## begin Extracted entries

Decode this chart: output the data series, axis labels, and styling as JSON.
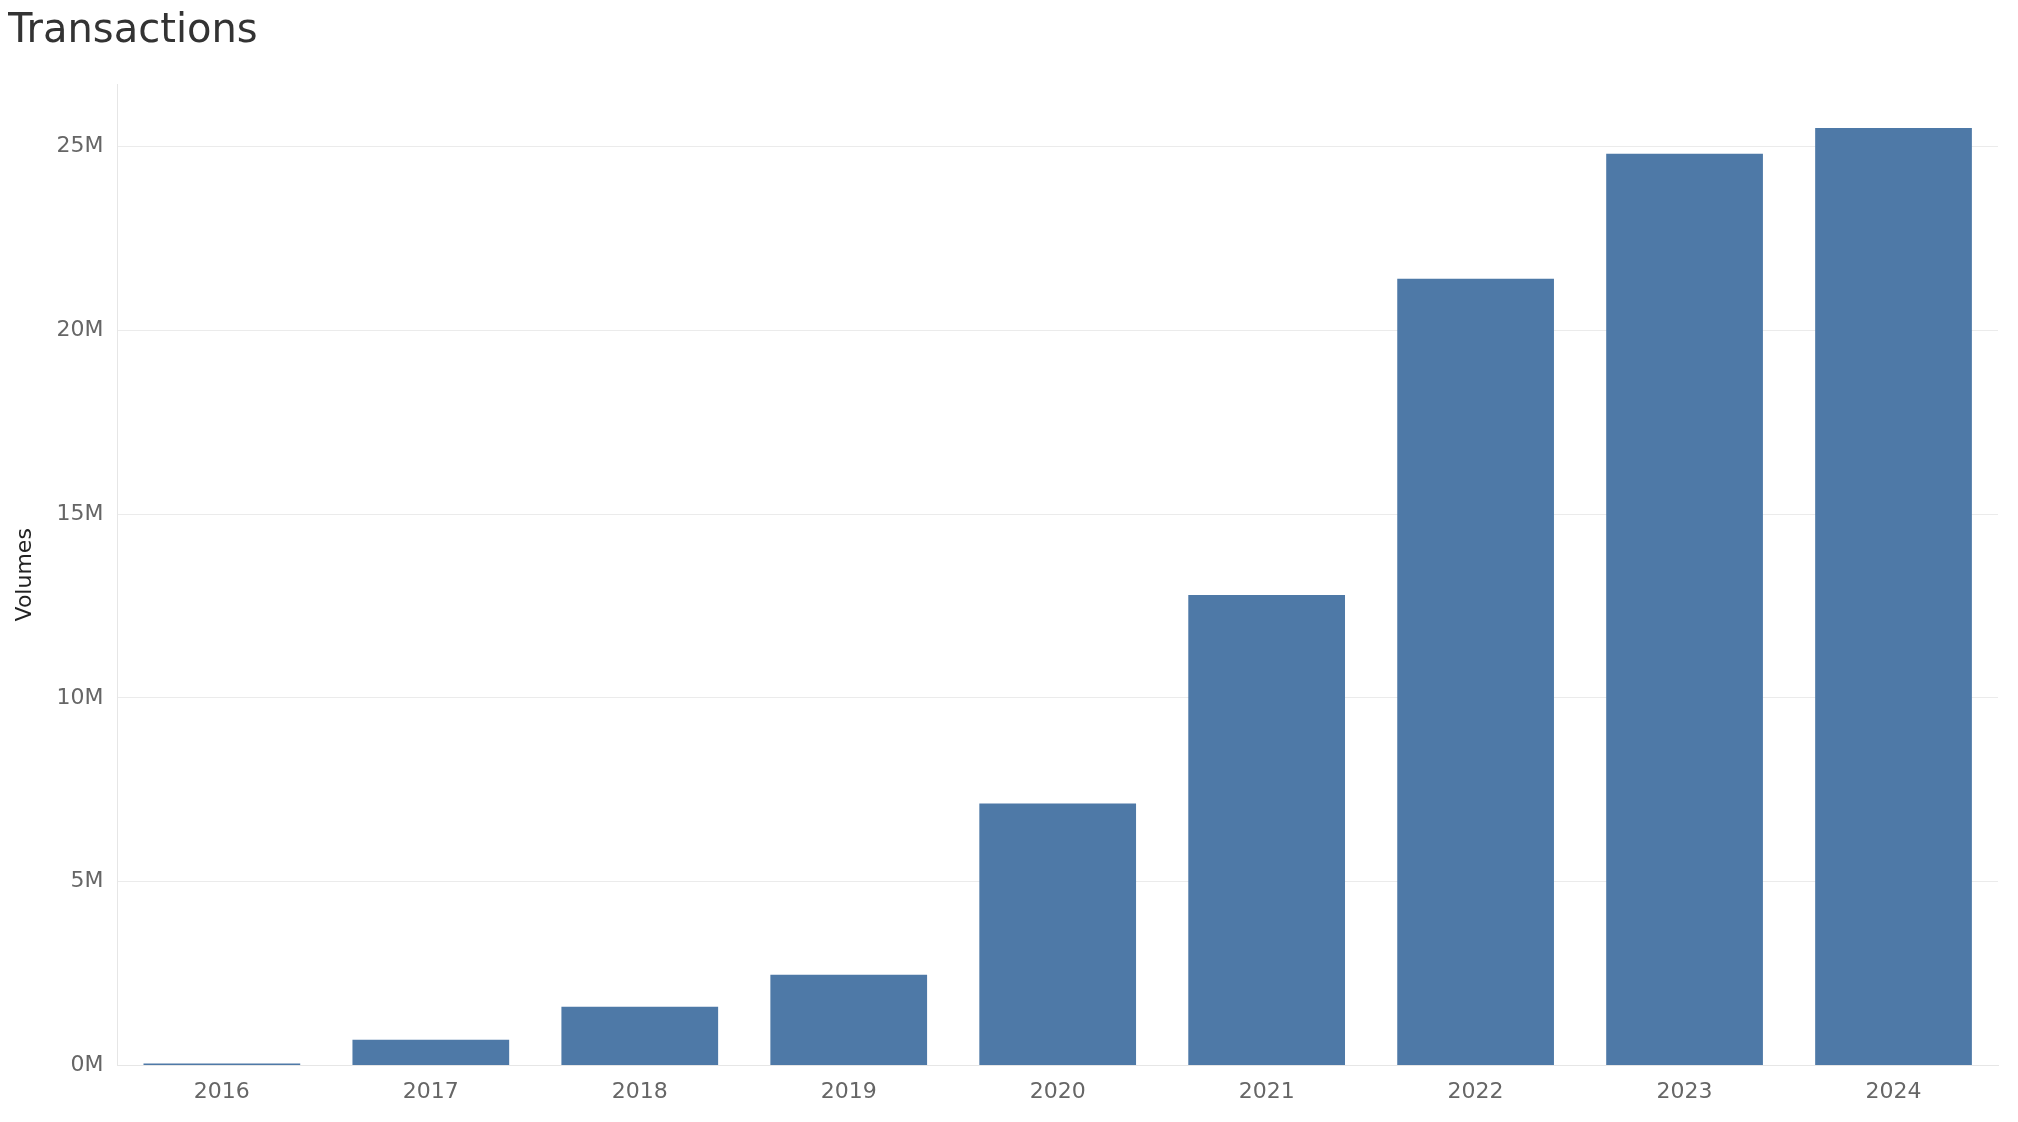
{
  "chart_data": {
    "type": "bar",
    "title": "Transactions",
    "ylabel": "Volumes",
    "categories": [
      "2016",
      "2017",
      "2018",
      "2019",
      "2020",
      "2021",
      "2022",
      "2023",
      "2024"
    ],
    "values": [
      0.06,
      0.7,
      1.6,
      2.47,
      7.13,
      12.8,
      21.4,
      24.8,
      25.5
    ],
    "color": "#4e79a7",
    "ylim": [
      0,
      26.7
    ],
    "yticks": [
      {
        "value": 0,
        "label": "0M"
      },
      {
        "value": 5,
        "label": "5M"
      },
      {
        "value": 10,
        "label": "10M"
      },
      {
        "value": 15,
        "label": "15M"
      },
      {
        "value": 20,
        "label": "20M"
      },
      {
        "value": 25,
        "label": "25M"
      }
    ],
    "grid": "y",
    "legend": false
  }
}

## end Extracted entries

§ **Short task**
Each record must be quoted in full and exactly. Do not include the pictures.

§ **Solution to this task**
Decode this chart: output the data series, axis labels, and styling as JSON.
{
  "chart_data": {
    "type": "bar",
    "title": "Transactions",
    "ylabel": "Volumes",
    "categories": [
      "2016",
      "2017",
      "2018",
      "2019",
      "2020",
      "2021",
      "2022",
      "2023",
      "2024"
    ],
    "values": [
      0.06,
      0.7,
      1.6,
      2.47,
      7.13,
      12.8,
      21.4,
      24.8,
      25.5
    ],
    "color": "#4e79a7",
    "ylim": [
      0,
      26.7
    ],
    "yticks": [
      {
        "value": 0,
        "label": "0M"
      },
      {
        "value": 5,
        "label": "5M"
      },
      {
        "value": 10,
        "label": "10M"
      },
      {
        "value": 15,
        "label": "15M"
      },
      {
        "value": 20,
        "label": "20M"
      },
      {
        "value": 25,
        "label": "25M"
      }
    ],
    "grid": "y",
    "legend": false
  }
}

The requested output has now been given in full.